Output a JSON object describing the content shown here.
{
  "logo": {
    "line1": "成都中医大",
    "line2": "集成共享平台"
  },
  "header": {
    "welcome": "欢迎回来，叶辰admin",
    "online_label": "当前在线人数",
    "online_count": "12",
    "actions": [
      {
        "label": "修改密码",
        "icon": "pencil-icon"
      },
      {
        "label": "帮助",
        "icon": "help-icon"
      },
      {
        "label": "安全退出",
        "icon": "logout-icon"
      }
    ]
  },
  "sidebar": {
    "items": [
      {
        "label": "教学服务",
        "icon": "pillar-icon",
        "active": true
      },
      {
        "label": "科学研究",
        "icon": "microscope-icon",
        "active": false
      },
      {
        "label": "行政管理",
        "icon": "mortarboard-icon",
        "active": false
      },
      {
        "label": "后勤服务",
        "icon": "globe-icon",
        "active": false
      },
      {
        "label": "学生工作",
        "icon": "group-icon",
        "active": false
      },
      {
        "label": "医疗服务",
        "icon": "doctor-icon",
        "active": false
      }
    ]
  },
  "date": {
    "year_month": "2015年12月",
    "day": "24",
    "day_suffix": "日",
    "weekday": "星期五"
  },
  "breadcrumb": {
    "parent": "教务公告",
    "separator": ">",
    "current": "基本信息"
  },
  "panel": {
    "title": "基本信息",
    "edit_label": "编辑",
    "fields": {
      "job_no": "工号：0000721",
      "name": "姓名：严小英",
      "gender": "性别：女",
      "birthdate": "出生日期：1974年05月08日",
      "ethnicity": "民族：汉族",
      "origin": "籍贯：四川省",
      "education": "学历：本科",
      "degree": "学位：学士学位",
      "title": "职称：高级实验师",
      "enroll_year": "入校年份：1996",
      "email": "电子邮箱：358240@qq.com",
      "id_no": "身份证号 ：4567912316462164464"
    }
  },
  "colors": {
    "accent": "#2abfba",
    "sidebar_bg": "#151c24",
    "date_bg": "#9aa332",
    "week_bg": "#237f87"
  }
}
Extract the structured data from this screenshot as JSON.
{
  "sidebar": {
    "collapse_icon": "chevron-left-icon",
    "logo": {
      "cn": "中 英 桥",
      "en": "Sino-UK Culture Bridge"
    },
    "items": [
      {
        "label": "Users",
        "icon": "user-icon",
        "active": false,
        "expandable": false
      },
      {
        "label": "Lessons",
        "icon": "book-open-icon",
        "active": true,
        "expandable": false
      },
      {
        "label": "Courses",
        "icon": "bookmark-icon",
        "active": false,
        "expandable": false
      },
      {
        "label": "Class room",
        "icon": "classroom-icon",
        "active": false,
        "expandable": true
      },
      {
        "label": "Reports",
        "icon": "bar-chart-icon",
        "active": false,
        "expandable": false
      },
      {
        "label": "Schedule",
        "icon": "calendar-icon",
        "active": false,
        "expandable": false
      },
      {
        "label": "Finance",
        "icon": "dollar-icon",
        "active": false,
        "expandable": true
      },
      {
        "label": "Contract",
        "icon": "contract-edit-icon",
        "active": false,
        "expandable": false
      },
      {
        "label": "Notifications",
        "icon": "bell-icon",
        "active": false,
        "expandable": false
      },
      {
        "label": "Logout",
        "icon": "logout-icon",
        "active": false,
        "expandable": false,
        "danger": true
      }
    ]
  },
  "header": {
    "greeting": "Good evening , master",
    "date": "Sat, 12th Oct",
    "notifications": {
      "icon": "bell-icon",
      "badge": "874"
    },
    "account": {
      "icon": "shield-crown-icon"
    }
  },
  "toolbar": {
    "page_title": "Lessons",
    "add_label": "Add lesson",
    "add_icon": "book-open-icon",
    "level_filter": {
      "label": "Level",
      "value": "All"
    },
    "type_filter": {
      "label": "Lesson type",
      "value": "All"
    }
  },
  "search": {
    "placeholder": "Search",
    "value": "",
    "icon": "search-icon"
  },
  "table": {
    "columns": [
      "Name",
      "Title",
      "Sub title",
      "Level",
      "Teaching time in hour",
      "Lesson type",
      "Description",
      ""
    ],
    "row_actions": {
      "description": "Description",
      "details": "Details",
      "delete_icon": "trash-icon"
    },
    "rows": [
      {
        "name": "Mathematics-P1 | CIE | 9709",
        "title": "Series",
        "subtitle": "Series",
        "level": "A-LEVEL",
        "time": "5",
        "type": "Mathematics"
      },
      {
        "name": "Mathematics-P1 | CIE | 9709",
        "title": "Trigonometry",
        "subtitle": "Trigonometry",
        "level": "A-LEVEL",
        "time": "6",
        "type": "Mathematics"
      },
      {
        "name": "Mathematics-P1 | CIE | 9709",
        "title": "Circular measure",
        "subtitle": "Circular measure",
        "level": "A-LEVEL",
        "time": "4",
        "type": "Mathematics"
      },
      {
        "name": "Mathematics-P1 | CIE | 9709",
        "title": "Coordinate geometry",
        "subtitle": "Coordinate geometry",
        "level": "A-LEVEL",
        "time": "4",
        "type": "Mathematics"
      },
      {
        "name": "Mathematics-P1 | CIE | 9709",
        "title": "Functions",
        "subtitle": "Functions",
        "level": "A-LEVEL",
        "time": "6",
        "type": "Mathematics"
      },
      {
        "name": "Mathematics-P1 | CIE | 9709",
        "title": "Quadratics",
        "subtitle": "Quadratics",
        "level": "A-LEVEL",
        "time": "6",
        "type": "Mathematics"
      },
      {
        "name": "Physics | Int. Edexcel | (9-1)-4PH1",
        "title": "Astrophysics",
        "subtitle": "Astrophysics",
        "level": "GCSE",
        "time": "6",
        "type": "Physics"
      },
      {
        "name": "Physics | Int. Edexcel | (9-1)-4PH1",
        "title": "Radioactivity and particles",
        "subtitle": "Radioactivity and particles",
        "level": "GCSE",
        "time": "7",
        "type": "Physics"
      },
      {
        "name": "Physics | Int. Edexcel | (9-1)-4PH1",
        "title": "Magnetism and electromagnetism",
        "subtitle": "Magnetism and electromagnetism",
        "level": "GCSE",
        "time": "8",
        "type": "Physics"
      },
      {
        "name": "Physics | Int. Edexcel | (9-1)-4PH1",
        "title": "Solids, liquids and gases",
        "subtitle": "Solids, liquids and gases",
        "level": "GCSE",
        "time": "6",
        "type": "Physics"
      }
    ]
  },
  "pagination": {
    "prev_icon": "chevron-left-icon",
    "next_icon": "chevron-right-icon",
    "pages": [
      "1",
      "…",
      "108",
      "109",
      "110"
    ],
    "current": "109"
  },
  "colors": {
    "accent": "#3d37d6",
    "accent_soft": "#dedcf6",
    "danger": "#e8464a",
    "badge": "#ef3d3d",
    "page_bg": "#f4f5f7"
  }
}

_ _ _

#### SHORT EXERCISE:
Using the data above, return each line exactly as written.

#### OUTPUT OF THE TASK:
Output a JSON object describing the content shown here.
{
  "logo": {
    "line1": "成都中医大",
    "line2": "集成共享平台"
  },
  "header": {
    "welcome": "欢迎回来，叶辰admin",
    "online_label": "当前在线人数",
    "online_count": "12",
    "actions": [
      {
        "label": "修改密码",
        "icon": "pencil-icon"
      },
      {
        "label": "帮助",
        "icon": "help-icon"
      },
      {
        "label": "安全退出",
        "icon": "logout-icon"
      }
    ]
  },
  "sidebar": {
    "items": [
      {
        "label": "教学服务",
        "icon": "pillar-icon",
        "active": true
      },
      {
        "label": "科学研究",
        "icon": "microscope-icon",
        "active": false
      },
      {
        "label": "行政管理",
        "icon": "mortarboard-icon",
        "active": false
      },
      {
        "label": "后勤服务",
        "icon": "globe-icon",
        "active": false
      },
      {
        "label": "学生工作",
        "icon": "group-icon",
        "active": false
      },
      {
        "label": "医疗服务",
        "icon": "doctor-icon",
        "active": false
      }
    ]
  },
  "date": {
    "year_month": "2015年12月",
    "day": "24",
    "day_suffix": "日",
    "weekday": "星期五"
  },
  "breadcrumb": {
    "parent": "教务公告",
    "separator": ">",
    "current": "基本信息"
  },
  "panel": {
    "title": "基本信息",
    "edit_label": "编辑",
    "fields": {
      "job_no": "工号：0000721",
      "name": "姓名：严小英",
      "gender": "性别：女",
      "birthdate": "出生日期：1974年05月08日",
      "ethnicity": "民族：汉族",
      "origin": "籍贯：四川省",
      "education": "学历：本科",
      "degree": "学位：学士学位",
      "title": "职称：高级实验师",
      "enroll_year": "入校年份：1996",
      "email": "电子邮箱：358240@qq.com",
      "id_no": "身份证号 ：4567912316462164464"
    }
  },
  "colors": {
    "accent": "#2abfba",
    "sidebar_bg": "#151c24",
    "date_bg": "#9aa332",
    "week_bg": "#237f87"
  }
}
Extract the structured data from this screenshot as JSON.
{
  "sidebar": {
    "collapse_icon": "chevron-left-icon",
    "logo": {
      "cn": "中 英 桥",
      "en": "Sino-UK Culture Bridge"
    },
    "items": [
      {
        "label": "Users",
        "icon": "user-icon",
        "active": false,
        "expandable": false
      },
      {
        "label": "Lessons",
        "icon": "book-open-icon",
        "active": true,
        "expandable": false
      },
      {
        "label": "Courses",
        "icon": "bookmark-icon",
        "active": false,
        "expandable": false
      },
      {
        "label": "Class room",
        "icon": "classroom-icon",
        "active": false,
        "expandable": true
      },
      {
        "label": "Reports",
        "icon": "bar-chart-icon",
        "active": false,
        "expandable": false
      },
      {
        "label": "Schedule",
        "icon": "calendar-icon",
        "active": false,
        "expandable": false
      },
      {
        "label": "Finance",
        "icon": "dollar-icon",
        "active": false,
        "expandable": true
      },
      {
        "label": "Contract",
        "icon": "contract-edit-icon",
        "active": false,
        "expandable": false
      },
      {
        "label": "Notifications",
        "icon": "bell-icon",
        "active": false,
        "expandable": false
      },
      {
        "label": "Logout",
        "icon": "logout-icon",
        "active": false,
        "expandable": false,
        "danger": true
      }
    ]
  },
  "header": {
    "greeting": "Good evening , master",
    "date": "Sat, 12th Oct",
    "notifications": {
      "icon": "bell-icon",
      "badge": "874"
    },
    "account": {
      "icon": "shield-crown-icon"
    }
  },
  "toolbar": {
    "page_title": "Lessons",
    "add_label": "Add lesson",
    "add_icon": "book-open-icon",
    "level_filter": {
      "label": "Level",
      "value": "All"
    },
    "type_filter": {
      "label": "Lesson type",
      "value": "All"
    }
  },
  "search": {
    "placeholder": "Search",
    "value": "",
    "icon": "search-icon"
  },
  "table": {
    "columns": [
      "Name",
      "Title",
      "Sub title",
      "Level",
      "Teaching time in hour",
      "Lesson type",
      "Description",
      ""
    ],
    "row_actions": {
      "description": "Description",
      "details": "Details",
      "delete_icon": "trash-icon"
    },
    "rows": [
      {
        "name": "Mathematics-P1 | CIE | 9709",
        "title": "Series",
        "subtitle": "Series",
        "level": "A-LEVEL",
        "time": "5",
        "type": "Mathematics"
      },
      {
        "name": "Mathematics-P1 | CIE | 9709",
        "title": "Trigonometry",
        "subtitle": "Trigonometry",
        "level": "A-LEVEL",
        "time": "6",
        "type": "Mathematics"
      },
      {
        "name": "Mathematics-P1 | CIE | 9709",
        "title": "Circular measure",
        "subtitle": "Circular measure",
        "level": "A-LEVEL",
        "time": "4",
        "type": "Mathematics"
      },
      {
        "name": "Mathematics-P1 | CIE | 9709",
        "title": "Coordinate geometry",
        "subtitle": "Coordinate geometry",
        "level": "A-LEVEL",
        "time": "4",
        "type": "Mathematics"
      },
      {
        "name": "Mathematics-P1 | CIE | 9709",
        "title": "Functions",
        "subtitle": "Functions",
        "level": "A-LEVEL",
        "time": "6",
        "type": "Mathematics"
      },
      {
        "name": "Mathematics-P1 | CIE | 9709",
        "title": "Quadratics",
        "subtitle": "Quadratics",
        "level": "A-LEVEL",
        "time": "6",
        "type": "Mathematics"
      },
      {
        "name": "Physics | Int. Edexcel | (9-1)-4PH1",
        "title": "Astrophysics",
        "subtitle": "Astrophysics",
        "level": "GCSE",
        "time": "6",
        "type": "Physics"
      },
      {
        "name": "Physics | Int. Edexcel | (9-1)-4PH1",
        "title": "Radioactivity and particles",
        "subtitle": "Radioactivity and particles",
        "level": "GCSE",
        "time": "7",
        "type": "Physics"
      },
      {
        "name": "Physics | Int. Edexcel | (9-1)-4PH1",
        "title": "Magnetism and electromagnetism",
        "subtitle": "Magnetism and electromagnetism",
        "level": "GCSE",
        "time": "8",
        "type": "Physics"
      },
      {
        "name": "Physics | Int. Edexcel | (9-1)-4PH1",
        "title": "Solids, liquids and gases",
        "subtitle": "Solids, liquids and gases",
        "level": "GCSE",
        "time": "6",
        "type": "Physics"
      }
    ]
  },
  "pagination": {
    "prev_icon": "chevron-left-icon",
    "next_icon": "chevron-right-icon",
    "pages": [
      "1",
      "…",
      "108",
      "109",
      "110"
    ],
    "current": "109"
  },
  "colors": {
    "accent": "#3d37d6",
    "accent_soft": "#dedcf6",
    "danger": "#e8464a",
    "badge": "#ef3d3d",
    "page_bg": "#f4f5f7"
  }
}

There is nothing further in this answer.